▶ Directions
Check each line of the records below and collect those that include the word "natural".

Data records
>>>

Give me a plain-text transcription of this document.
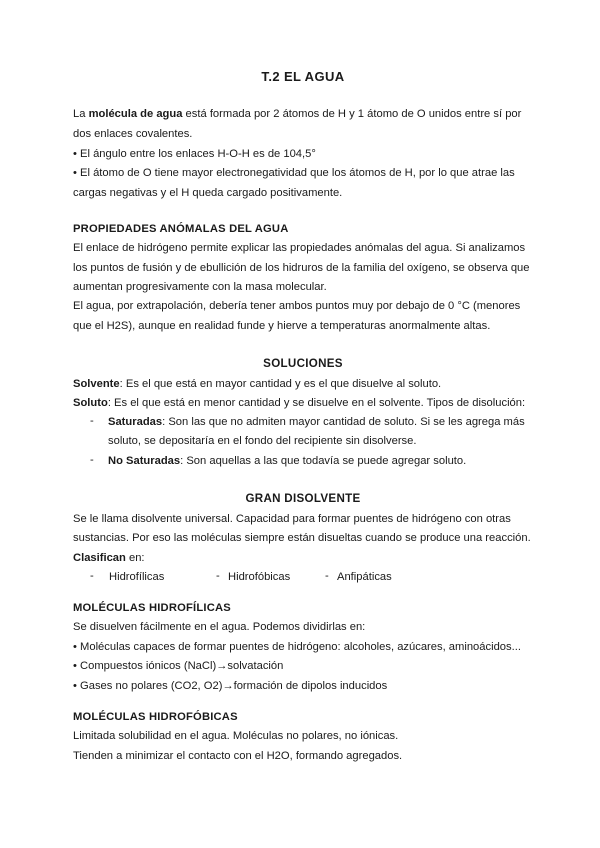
T.2 EL AGUA
La molécula de agua está formada por 2 átomos de H y 1 átomo de O unidos entre sí por
dos enlaces covalentes.
• El ángulo entre los enlaces H-O-H es de 104,5°
• El átomo de O tiene mayor electronegatividad que los átomos de H, por lo que atrae las
cargas negativas y el H queda cargado positivamente.
PROPIEDADES ANÓMALAS DEL AGUA
El enlace de hidrógeno permite explicar las propiedades anómalas del agua. Si analizamos
los puntos de fusión y de ebullición de los hidruros de la familia del oxígeno, se observa que
aumentan progresivamente con la masa molecular.
El agua, por extrapolación, debería tener ambos puntos muy por debajo de 0 °C (menores
que el H2S), aunque en realidad funde y hierve a temperaturas anormalmente altas.
SOLUCIONES
Solvente: Es el que está en mayor cantidad y es el que disuelve al soluto.
Soluto: Es el que está en menor cantidad y se disuelve en el solvente. Tipos de disolución:
- Saturadas: Son las que no admiten mayor cantidad de soluto. Si se les agrega más
soluto, se depositaría en el fondo del recipiente sin disolverse.
- No Saturadas: Son aquellas a las que todavía se puede agregar soluto.
GRAN DISOLVENTE
Se le llama disolvente universal. Capacidad para formar puentes de hidrógeno con otras
sustancias. Por eso las moléculas siempre están disueltas cuando se produce una reacción.
Clasifican en:
- Hidrofílicas	- Hidrofóbicas	- Anfipáticas
MOLÉCULAS HIDROFÍLICAS
Se disuelven fácilmente en el agua. Podemos dividirlas en:
• Moléculas capaces de formar puentes de hidrógeno: alcoholes, azúcares, aminoácidos...
• Compuestos iónicos (NaCl)→solvatación
• Gases no polares (CO2, O2)→formación de dipolos inducidos
MOLÉCULAS HIDROFÓBICAS
Limitada solubilidad en el agua. Moléculas no polares, no iónicas.
Tienden a minimizar el contacto con el H2O, formando agregados.
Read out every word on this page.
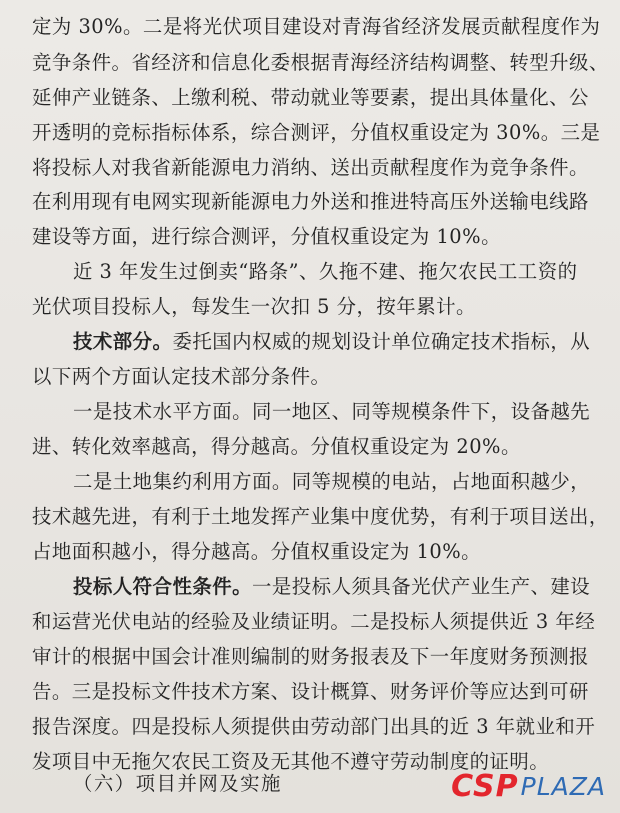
定为 30%。二是将光伏项目建设对青海省经济发展贡献程度作为
竞争条件。省经济和信息化委根据青海经济结构调整、转型升级、
延伸产业链条、上缴利税、带动就业等要素，提出具体量化、公
开透明的竞标指标体系，综合测评，分值权重设定为 30%。三是
将投标人对我省新能源电力消纳、送出贡献程度作为竞争条件。
在利用现有电网实现新能源电力外送和推进特高压外送输电线路
建设等方面，进行综合测评，分值权重设定为 10%。
近 3 年发生过倒卖“路条”、久拖不建、拖欠农民工工资的
光伏项目投标人，每发生一次扣 5 分，按年累计。
技术部分。委托国内权威的规划设计单位确定技术指标，从
以下两个方面认定技术部分条件。
一是技术水平方面。同一地区、同等规模条件下，设备越先
进、转化效率越高，得分越高。分值权重设定为 20%。
二是土地集约利用方面。同等规模的电站，占地面积越少，
技术越先进，有利于土地发挥产业集中度优势，有利于项目送出，
占地面积越小，得分越高。分值权重设定为 10%。
投标人符合性条件。一是投标人须具备光伏产业生产、建设
和运营光伏电站的经验及业绩证明。二是投标人须提供近 3 年经
审计的根据中国会计准则编制的财务报表及下一年度财务预测报
告。三是投标文件技术方案、设计概算、财务评价等应达到可研
报告深度。四是投标人须提供由劳动部门出具的近 3 年就业和开
发项目中无拖欠农民工资及无其他不遵守劳动制度的证明。
（六）项目并网及实施	CSP PLAZA
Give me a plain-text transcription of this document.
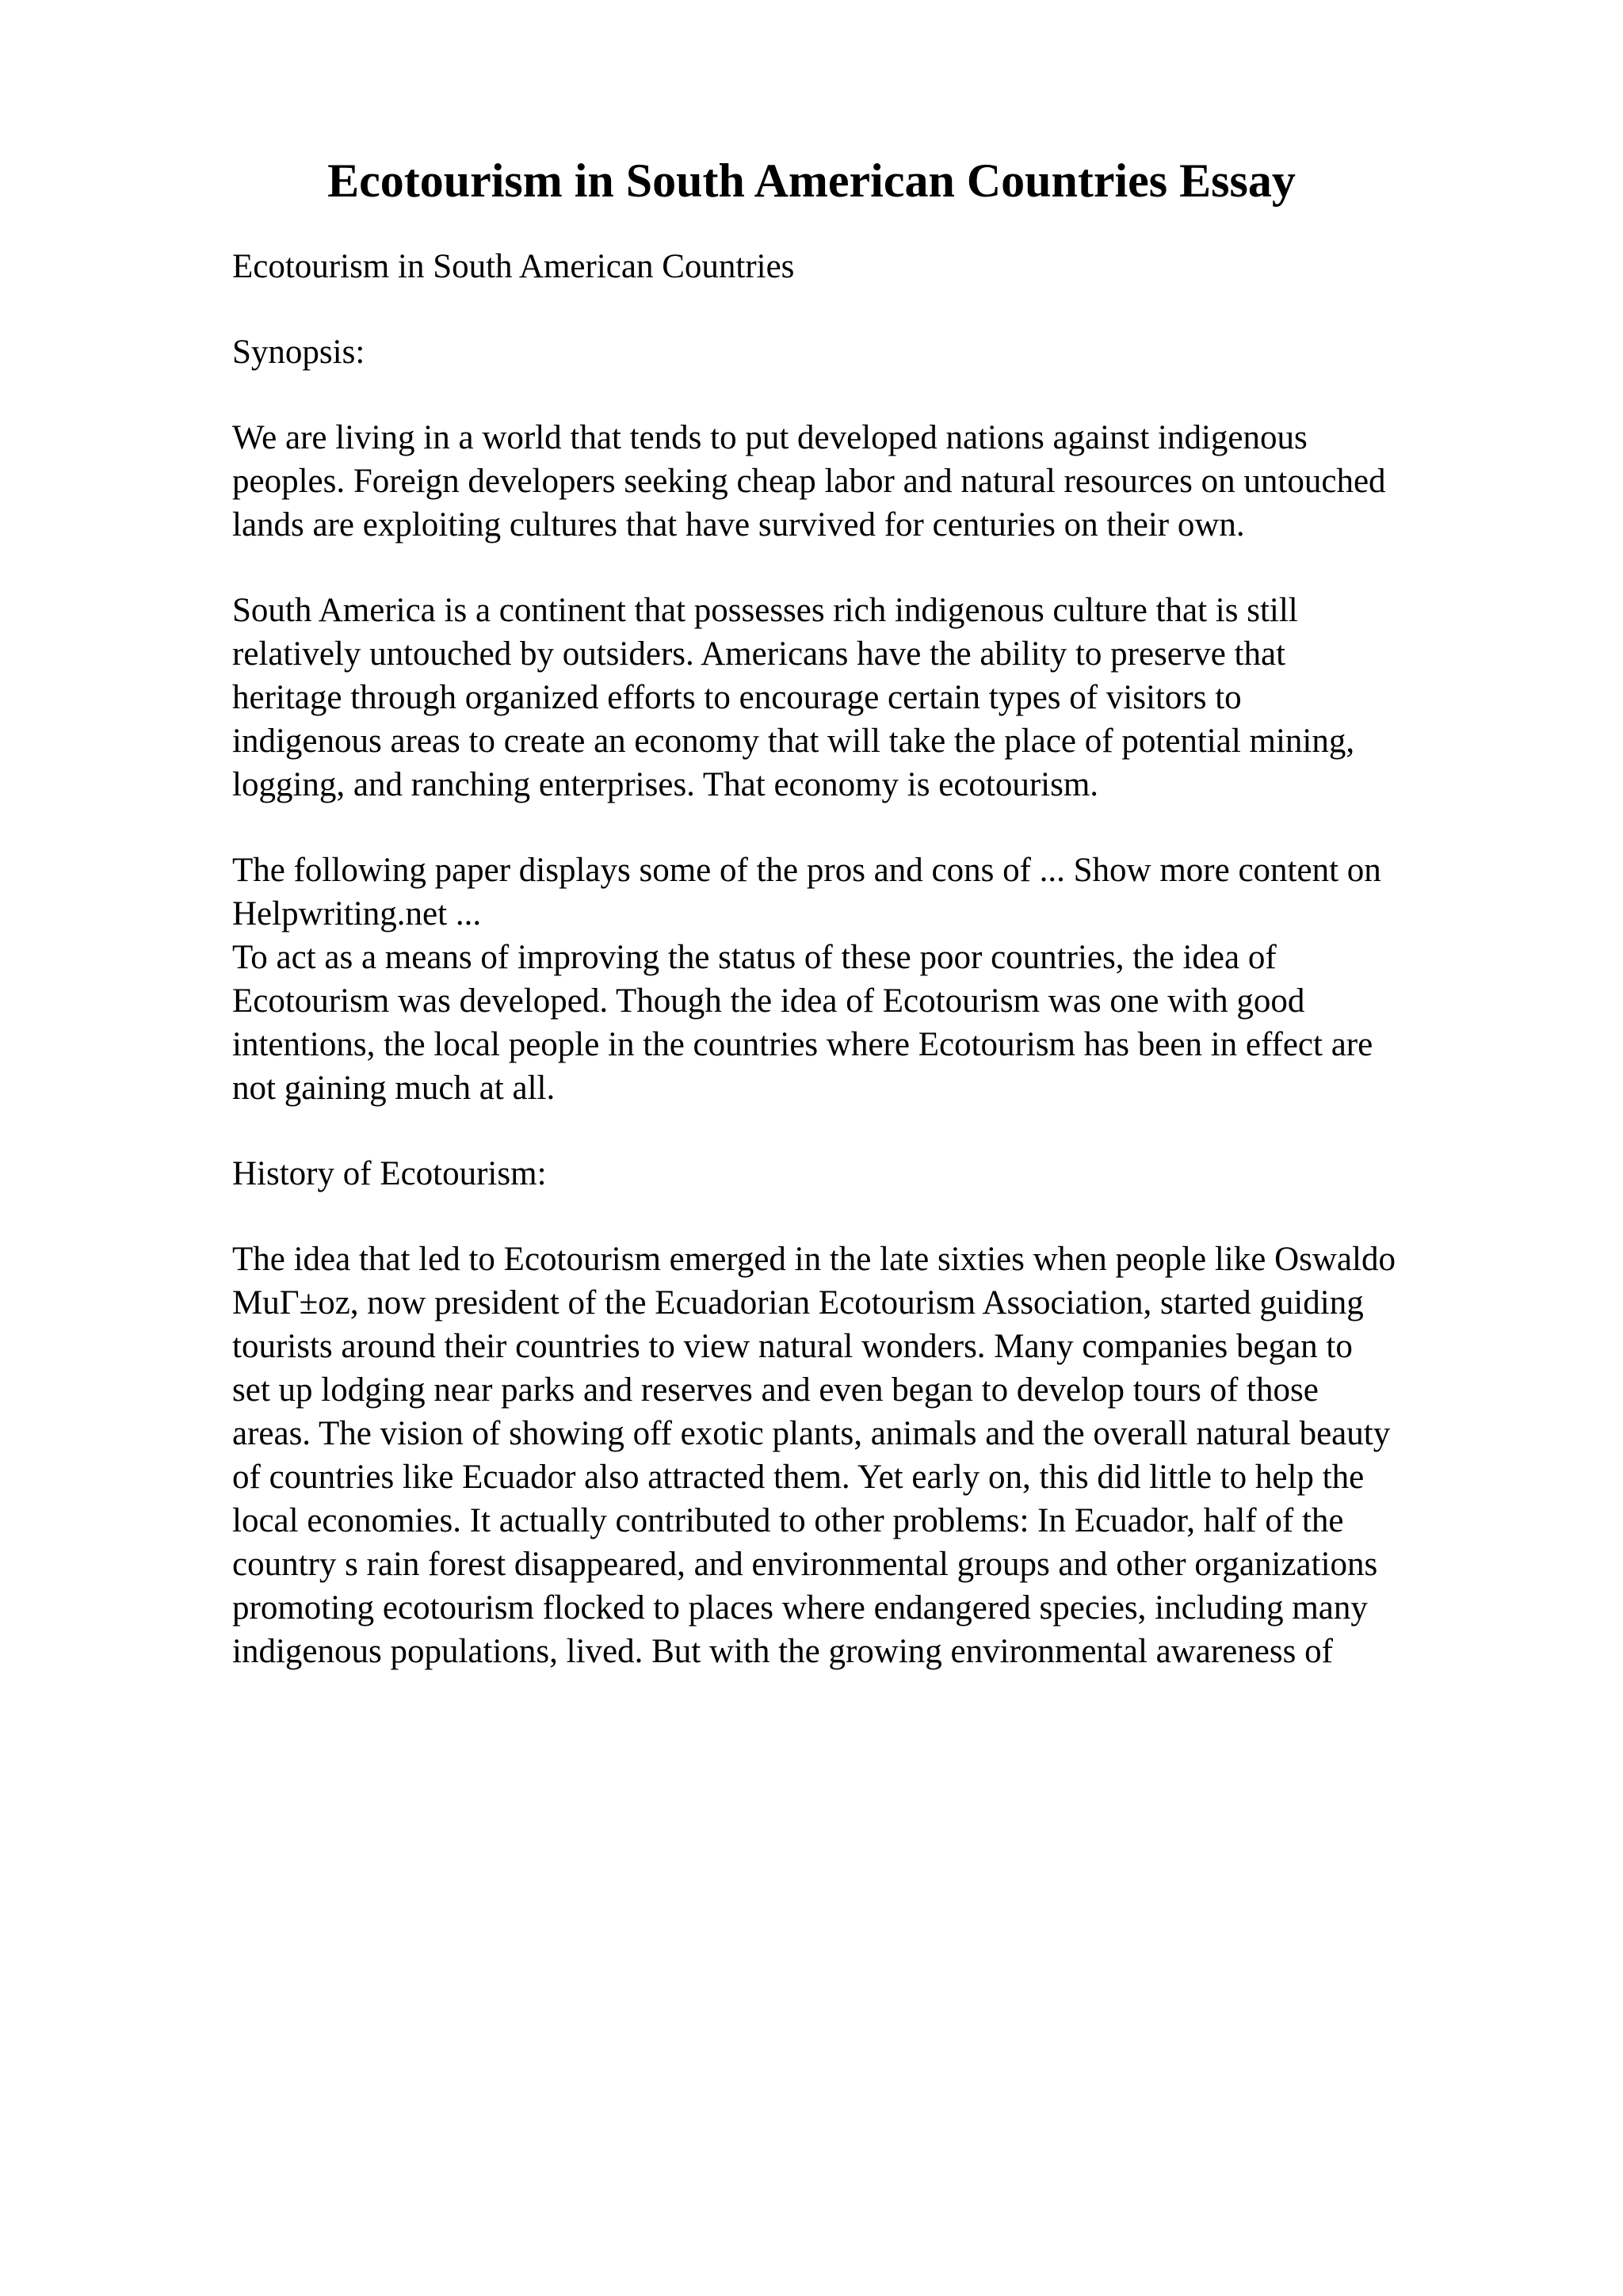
Ecotourism in South American Countries Essay

Ecotourism in South American Countries

Synopsis:

We are living in a world that tends to put developed nations against indigenous
peoples. Foreign developers seeking cheap labor and natural resources on untouched
lands are exploiting cultures that have survived for centuries on their own.

South America is a continent that possesses rich indigenous culture that is still
relatively untouched by outsiders. Americans have the ability to preserve that
heritage through organized efforts to encourage certain types of visitors to
indigenous areas to create an economy that will take the place of potential mining,
logging, and ranching enterprises. That economy is ecotourism.

The following paper displays some of the pros and cons of ... Show more content on
Helpwriting.net ...

To act as a means of improving the status of these poor countries, the idea of
Ecotourism was developed. Though the idea of Ecotourism was one with good
intentions, the local people in the countries where Ecotourism has been in effect are
not gaining much at all.

History of Ecotourism:

The idea that led to Ecotourism emerged in the late sixties when people like Oswaldo
MuΓ±oz, now president of the Ecuadorian Ecotourism Association, started guiding
tourists around their countries to view natural wonders. Many companies began to
set up lodging near parks and reserves and even began to develop tours of those
areas. The vision of showing off exotic plants, animals and the overall natural beauty
of countries like Ecuador also attracted them. Yet early on, this did little to help the
local economies. It actually contributed to other problems: In Ecuador, half of the
country s rain forest disappeared, and environmental groups and other organizations
promoting ecotourism flocked to places where endangered species, including many
indigenous populations, lived. But with the growing environmental awareness of
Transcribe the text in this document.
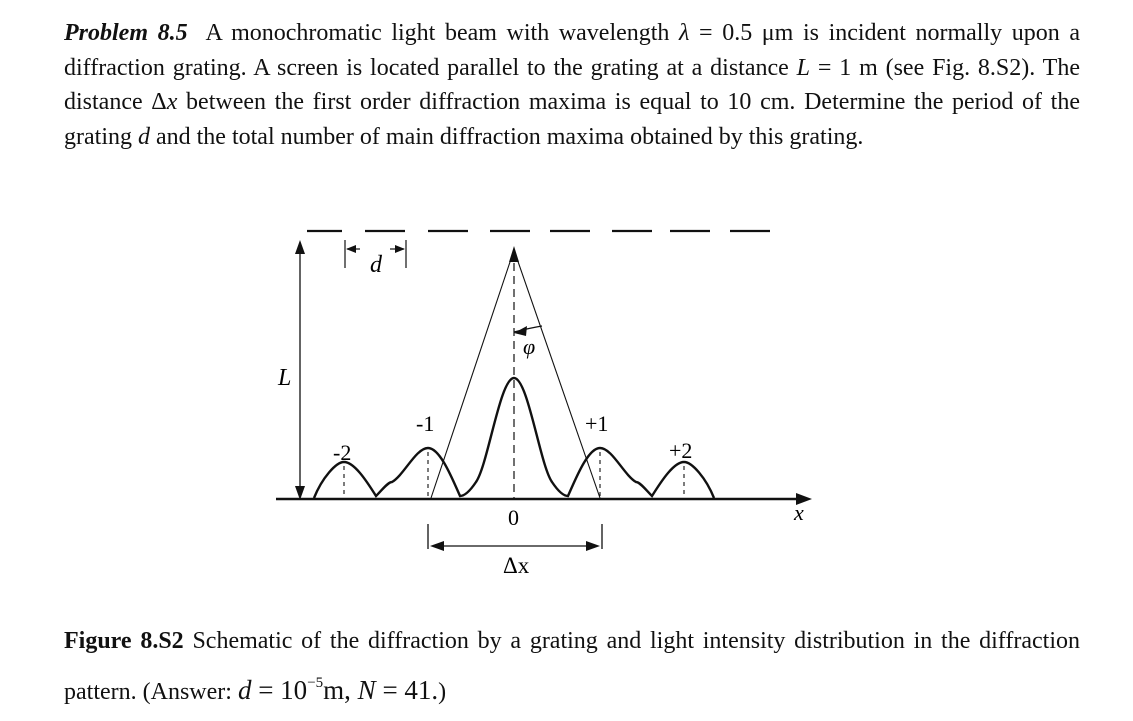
Problem 8.5 A monochromatic light beam with wavelength λ = 0.5 μm is incident normally upon a diffraction grating. A screen is located parallel to the grating at a distance L = 1 m (see Fig. 8.S2). The distance Δx between the first order diffraction maxima is equal to 10 cm. Determine the period of the grating d and the total number of main diffraction maxima obtained by this grating.
d
L
φ
-2
-1	+1
+2
x
0
Δx
Figure 8.S2 Schematic of the diffraction by a grating and light intensity distribution in the diffraction pattern. (Answer: $d = 10^{-5}m$, N = 41.)
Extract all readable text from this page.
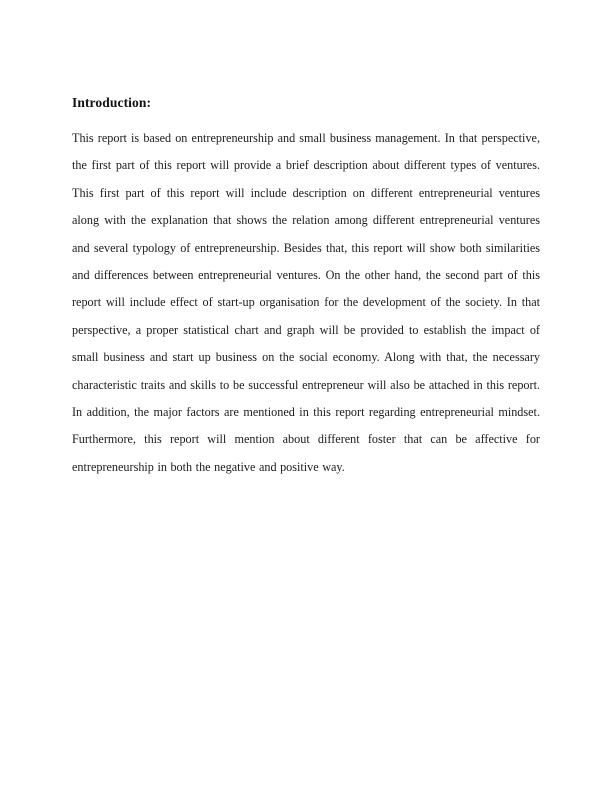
Introduction:

This report is based on entrepreneurship and small business management. In that perspective, the first part of this report will provide a brief description about different types of ventures. This first part of this report will include description on different entrepreneurial ventures along with the explanation that shows the relation among different entrepreneurial ventures and several typology of entrepreneurship. Besides that, this report will show both similarities and differences between entrepreneurial ventures. On the other hand, the second part of this report will include effect of start-up organisation for the development of the society. In that perspective, a proper statistical chart and graph will be provided to establish the impact of small business and start up business on the social economy. Along with that, the necessary characteristic traits and skills to be successful entrepreneur will also be attached in this report. In addition, the major factors are mentioned in this report regarding entrepreneurial mindset. Furthermore, this report will mention about different foster that can be affective for entrepreneurship in both the negative and positive way.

<<<

▶ Exercise answer
peoples. Foreign developers seeking cheap labor and natural resources on untouched
tourists around their countries to view natural wonders. Many companies began to
areas. The vision of showing off exotic plants, animals and the overall natural beauty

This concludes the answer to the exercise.